WHAT IS EXPECTED
In your copy, include every line of the listing below exactly but none of the pictures.

WORKING DATA
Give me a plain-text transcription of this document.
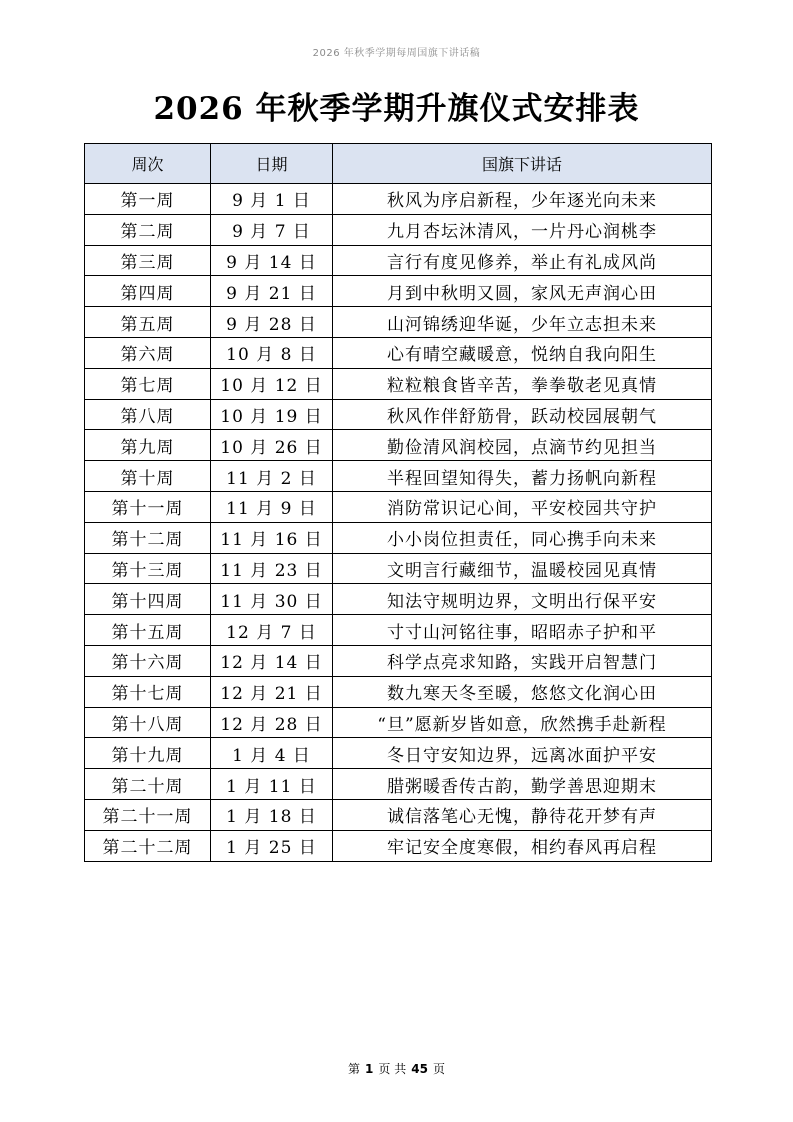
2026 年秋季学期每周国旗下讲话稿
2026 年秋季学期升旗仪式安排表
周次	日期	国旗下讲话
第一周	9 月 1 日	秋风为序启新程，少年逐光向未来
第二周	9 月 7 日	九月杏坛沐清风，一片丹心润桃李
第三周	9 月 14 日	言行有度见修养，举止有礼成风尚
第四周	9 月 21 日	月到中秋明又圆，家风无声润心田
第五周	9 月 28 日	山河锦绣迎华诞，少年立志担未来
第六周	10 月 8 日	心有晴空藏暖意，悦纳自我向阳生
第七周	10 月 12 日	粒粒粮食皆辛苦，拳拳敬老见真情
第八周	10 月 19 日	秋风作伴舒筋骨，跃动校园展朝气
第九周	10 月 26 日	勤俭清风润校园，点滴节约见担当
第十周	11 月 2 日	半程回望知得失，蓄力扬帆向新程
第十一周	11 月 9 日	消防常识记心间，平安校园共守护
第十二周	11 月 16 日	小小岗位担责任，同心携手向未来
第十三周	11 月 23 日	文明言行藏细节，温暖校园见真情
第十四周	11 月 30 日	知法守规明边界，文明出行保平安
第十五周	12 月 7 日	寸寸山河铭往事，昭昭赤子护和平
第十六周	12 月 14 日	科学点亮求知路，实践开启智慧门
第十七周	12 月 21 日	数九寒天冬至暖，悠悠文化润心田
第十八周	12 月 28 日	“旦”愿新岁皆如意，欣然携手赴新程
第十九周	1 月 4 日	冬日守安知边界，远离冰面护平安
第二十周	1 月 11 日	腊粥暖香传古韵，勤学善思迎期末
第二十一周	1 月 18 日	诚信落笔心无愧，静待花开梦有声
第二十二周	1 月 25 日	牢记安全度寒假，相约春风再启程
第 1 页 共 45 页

TASK RESULT
Give me a plain-text transcription of this document.
2026 年秋季学期每周国旗下讲话稿
2026 年秋季学期升旗仪式安排表
周次	日期	国旗下讲话
第一周	9 月 1 日	秋风为序启新程，少年逐光向未来
第二周	9 月 7 日	九月杏坛沐清风，一片丹心润桃李
第三周	9 月 14 日	言行有度见修养，举止有礼成风尚
第四周	9 月 21 日	月到中秋明又圆，家风无声润心田
第五周	9 月 28 日	山河锦绣迎华诞，少年立志担未来
第六周	10 月 8 日	心有晴空藏暖意，悦纳自我向阳生
第七周	10 月 12 日	粒粒粮食皆辛苦，拳拳敬老见真情
第八周	10 月 19 日	秋风作伴舒筋骨，跃动校园展朝气
第九周	10 月 26 日	勤俭清风润校园，点滴节约见担当
第十周	11 月 2 日	半程回望知得失，蓄力扬帆向新程
第十一周	11 月 9 日	消防常识记心间，平安校园共守护
第十二周	11 月 16 日	小小岗位担责任，同心携手向未来
第十三周	11 月 23 日	文明言行藏细节，温暖校园见真情
第十四周	11 月 30 日	知法守规明边界，文明出行保平安
第十五周	12 月 7 日	寸寸山河铭往事，昭昭赤子护和平
第十六周	12 月 14 日	科学点亮求知路，实践开启智慧门
第十七周	12 月 21 日	数九寒天冬至暖，悠悠文化润心田
第十八周	12 月 28 日	“旦”愿新岁皆如意，欣然携手赴新程
第十九周	1 月 4 日	冬日守安知边界，远离冰面护平安
第二十周	1 月 11 日	腊粥暖香传古韵，勤学善思迎期末
第二十一周	1 月 18 日	诚信落笔心无愧，静待花开梦有声
第二十二周	1 月 25 日	牢记安全度寒假，相约春风再启程
第 1 页 共 45 页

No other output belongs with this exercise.